[Dataset entries]
==========

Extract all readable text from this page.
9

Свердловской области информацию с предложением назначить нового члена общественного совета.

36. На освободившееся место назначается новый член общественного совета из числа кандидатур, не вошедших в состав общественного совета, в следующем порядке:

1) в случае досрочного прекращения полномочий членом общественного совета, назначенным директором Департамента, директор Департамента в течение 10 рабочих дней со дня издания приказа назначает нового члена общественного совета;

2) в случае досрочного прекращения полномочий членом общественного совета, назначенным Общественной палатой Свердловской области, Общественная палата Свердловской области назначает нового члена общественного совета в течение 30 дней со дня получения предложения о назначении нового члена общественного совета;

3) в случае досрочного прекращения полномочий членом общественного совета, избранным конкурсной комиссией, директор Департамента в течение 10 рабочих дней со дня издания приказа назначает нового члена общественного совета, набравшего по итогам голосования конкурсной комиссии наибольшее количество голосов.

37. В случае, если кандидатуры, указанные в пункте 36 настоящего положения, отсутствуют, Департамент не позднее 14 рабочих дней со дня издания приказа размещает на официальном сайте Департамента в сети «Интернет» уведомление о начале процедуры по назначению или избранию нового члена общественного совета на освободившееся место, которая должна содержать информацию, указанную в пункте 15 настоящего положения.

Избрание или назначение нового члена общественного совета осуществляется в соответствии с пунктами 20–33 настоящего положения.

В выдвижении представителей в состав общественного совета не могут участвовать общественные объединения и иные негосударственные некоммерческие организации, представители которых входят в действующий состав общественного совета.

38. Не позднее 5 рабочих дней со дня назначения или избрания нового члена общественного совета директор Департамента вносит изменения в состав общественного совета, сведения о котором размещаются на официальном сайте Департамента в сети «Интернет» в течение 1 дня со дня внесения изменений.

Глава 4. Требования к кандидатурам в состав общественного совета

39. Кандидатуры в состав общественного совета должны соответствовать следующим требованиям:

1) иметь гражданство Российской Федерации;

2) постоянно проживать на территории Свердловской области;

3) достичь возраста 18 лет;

==========

**Task prompt**: Identify each line in the entries with the word "области" and copy it.

**Solution for this exercise**:
Свердловской области информацию с предложением назначить нового члена общественного совета.
2) в случае досрочного прекращения полномочий членом общественного совета, назначенным Общественной палатой Свердловской области, Общественная палата Свердловской области назначает нового члена общественного совета в течение 30 дней со дня получения предложения о назначении нового члена общественного совета;
2) постоянно проживать на территории Свердловской области;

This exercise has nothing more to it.